--- START OF Input data ---

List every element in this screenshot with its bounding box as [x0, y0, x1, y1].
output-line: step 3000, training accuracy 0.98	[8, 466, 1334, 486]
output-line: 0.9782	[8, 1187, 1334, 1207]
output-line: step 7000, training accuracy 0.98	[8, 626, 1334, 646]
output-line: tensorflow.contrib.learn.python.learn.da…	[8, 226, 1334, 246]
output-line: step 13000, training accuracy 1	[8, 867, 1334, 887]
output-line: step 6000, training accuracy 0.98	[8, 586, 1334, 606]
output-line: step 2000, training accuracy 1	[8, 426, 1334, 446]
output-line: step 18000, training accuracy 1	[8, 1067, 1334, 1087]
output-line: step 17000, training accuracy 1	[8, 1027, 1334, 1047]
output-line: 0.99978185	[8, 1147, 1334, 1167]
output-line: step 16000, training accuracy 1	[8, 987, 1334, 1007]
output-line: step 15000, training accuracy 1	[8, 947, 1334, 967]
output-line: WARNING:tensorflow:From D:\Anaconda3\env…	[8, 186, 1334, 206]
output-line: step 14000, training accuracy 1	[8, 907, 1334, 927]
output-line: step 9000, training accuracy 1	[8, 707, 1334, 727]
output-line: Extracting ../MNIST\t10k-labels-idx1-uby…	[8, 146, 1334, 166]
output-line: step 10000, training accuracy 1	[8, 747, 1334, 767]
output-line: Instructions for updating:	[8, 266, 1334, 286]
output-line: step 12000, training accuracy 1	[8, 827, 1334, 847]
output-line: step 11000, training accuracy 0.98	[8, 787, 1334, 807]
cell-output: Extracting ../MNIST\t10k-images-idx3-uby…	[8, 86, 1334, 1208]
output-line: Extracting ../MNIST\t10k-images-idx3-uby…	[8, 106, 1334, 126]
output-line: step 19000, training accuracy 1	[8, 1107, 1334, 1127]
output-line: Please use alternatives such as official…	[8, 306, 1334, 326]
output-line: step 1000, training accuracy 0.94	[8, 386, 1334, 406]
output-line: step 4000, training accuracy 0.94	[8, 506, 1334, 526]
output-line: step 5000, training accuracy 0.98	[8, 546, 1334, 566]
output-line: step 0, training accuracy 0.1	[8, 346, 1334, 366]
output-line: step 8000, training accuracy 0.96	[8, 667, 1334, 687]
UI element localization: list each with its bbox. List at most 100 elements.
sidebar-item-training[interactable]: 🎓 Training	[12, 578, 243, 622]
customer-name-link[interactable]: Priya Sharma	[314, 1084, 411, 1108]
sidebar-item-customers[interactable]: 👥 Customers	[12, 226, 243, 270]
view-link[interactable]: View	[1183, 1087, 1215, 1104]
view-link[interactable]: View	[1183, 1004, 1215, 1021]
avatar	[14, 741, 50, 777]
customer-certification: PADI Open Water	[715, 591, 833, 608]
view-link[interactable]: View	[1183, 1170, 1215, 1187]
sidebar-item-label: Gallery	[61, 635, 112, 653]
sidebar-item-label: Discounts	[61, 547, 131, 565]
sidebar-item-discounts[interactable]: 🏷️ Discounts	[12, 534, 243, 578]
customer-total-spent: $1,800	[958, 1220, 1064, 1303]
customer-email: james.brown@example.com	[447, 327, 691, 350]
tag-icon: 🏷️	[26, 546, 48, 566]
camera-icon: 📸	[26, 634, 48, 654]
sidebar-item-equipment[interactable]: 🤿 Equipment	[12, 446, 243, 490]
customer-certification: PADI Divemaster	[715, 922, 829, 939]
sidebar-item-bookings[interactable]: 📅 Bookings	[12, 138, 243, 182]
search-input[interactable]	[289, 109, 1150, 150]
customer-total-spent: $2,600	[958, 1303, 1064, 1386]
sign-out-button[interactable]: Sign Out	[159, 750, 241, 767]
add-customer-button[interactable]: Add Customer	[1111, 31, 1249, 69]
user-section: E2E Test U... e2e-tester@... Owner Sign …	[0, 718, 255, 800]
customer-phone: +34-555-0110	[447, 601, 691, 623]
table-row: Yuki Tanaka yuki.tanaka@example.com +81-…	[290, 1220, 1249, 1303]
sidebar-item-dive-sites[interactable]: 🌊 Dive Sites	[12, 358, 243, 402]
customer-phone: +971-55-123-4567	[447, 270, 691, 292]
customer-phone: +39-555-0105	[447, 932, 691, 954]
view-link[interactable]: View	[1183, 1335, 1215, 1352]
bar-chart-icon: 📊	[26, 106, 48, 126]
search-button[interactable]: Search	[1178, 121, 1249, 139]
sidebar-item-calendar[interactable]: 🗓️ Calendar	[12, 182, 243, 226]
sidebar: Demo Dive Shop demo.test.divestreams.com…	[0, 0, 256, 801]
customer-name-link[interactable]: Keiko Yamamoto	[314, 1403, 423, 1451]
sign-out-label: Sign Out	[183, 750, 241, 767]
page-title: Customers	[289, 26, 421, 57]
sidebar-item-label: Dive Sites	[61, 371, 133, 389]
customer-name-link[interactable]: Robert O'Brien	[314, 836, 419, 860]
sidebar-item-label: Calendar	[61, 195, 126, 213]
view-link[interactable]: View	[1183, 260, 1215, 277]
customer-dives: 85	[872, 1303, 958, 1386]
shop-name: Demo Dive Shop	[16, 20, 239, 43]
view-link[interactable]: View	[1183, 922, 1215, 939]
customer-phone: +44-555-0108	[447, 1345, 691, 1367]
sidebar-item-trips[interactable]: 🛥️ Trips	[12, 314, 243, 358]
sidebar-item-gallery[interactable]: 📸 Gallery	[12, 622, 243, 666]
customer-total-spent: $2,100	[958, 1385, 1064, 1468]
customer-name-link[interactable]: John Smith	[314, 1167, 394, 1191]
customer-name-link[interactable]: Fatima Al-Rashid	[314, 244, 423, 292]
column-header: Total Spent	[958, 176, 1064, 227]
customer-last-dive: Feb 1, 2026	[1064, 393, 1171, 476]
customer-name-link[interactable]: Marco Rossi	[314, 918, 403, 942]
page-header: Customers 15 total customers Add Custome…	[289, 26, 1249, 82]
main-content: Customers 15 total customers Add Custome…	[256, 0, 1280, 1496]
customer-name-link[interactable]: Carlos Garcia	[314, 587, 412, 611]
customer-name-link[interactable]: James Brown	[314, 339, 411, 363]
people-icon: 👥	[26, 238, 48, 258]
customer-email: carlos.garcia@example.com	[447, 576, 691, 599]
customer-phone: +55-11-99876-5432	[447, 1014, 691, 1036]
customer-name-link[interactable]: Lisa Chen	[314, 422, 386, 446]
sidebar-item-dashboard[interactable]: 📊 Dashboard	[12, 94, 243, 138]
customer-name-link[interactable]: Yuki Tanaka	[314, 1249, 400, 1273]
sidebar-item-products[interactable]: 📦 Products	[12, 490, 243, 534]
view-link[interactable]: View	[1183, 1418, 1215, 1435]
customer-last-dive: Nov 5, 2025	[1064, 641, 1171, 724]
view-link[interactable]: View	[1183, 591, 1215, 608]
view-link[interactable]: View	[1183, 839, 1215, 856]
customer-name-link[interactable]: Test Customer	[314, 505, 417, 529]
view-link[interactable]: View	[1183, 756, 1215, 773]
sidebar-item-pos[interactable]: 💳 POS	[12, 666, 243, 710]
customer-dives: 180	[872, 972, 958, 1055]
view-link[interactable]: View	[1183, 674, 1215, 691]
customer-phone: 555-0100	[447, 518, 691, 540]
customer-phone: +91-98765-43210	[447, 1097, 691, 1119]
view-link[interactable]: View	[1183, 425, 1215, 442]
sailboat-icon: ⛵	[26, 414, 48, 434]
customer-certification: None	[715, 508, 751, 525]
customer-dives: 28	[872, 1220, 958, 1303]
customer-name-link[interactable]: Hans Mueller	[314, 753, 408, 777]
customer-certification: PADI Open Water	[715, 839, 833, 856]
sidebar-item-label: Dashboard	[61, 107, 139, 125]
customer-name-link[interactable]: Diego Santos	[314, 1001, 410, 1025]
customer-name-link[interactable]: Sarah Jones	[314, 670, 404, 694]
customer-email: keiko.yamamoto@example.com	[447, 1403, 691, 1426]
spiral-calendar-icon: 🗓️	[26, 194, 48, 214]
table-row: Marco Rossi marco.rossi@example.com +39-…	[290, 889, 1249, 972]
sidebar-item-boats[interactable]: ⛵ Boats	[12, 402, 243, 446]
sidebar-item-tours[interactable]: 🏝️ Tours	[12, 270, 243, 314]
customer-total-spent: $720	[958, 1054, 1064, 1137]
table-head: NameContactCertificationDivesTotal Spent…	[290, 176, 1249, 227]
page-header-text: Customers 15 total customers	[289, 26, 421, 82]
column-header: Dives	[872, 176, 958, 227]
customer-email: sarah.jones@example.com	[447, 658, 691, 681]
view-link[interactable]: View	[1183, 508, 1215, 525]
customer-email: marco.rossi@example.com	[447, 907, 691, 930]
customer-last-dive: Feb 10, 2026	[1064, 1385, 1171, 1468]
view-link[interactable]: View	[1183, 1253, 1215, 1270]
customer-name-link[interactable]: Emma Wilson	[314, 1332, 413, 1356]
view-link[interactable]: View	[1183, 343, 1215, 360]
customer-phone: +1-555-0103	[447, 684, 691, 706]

--- END OF Input data ---

Requirements →
Transcribe the data line for line, starting at its very first line and ending at the line that contains "1147, 1334, 1167]", including both of those lines.

Solution for this problem →
List every element in this screenshot with its bounding box as [x0, y0, x1, y1].
output-line: step 3000, training accuracy 0.98	[8, 466, 1334, 486]
output-line: 0.9782	[8, 1187, 1334, 1207]
output-line: step 7000, training accuracy 0.98	[8, 626, 1334, 646]
output-line: tensorflow.contrib.learn.python.learn.da…	[8, 226, 1334, 246]
output-line: step 13000, training accuracy 1	[8, 867, 1334, 887]
output-line: step 6000, training accuracy 0.98	[8, 586, 1334, 606]
output-line: step 2000, training accuracy 1	[8, 426, 1334, 446]
output-line: step 18000, training accuracy 1	[8, 1067, 1334, 1087]
output-line: step 17000, training accuracy 1	[8, 1027, 1334, 1047]
output-line: 0.99978185	[8, 1147, 1334, 1167]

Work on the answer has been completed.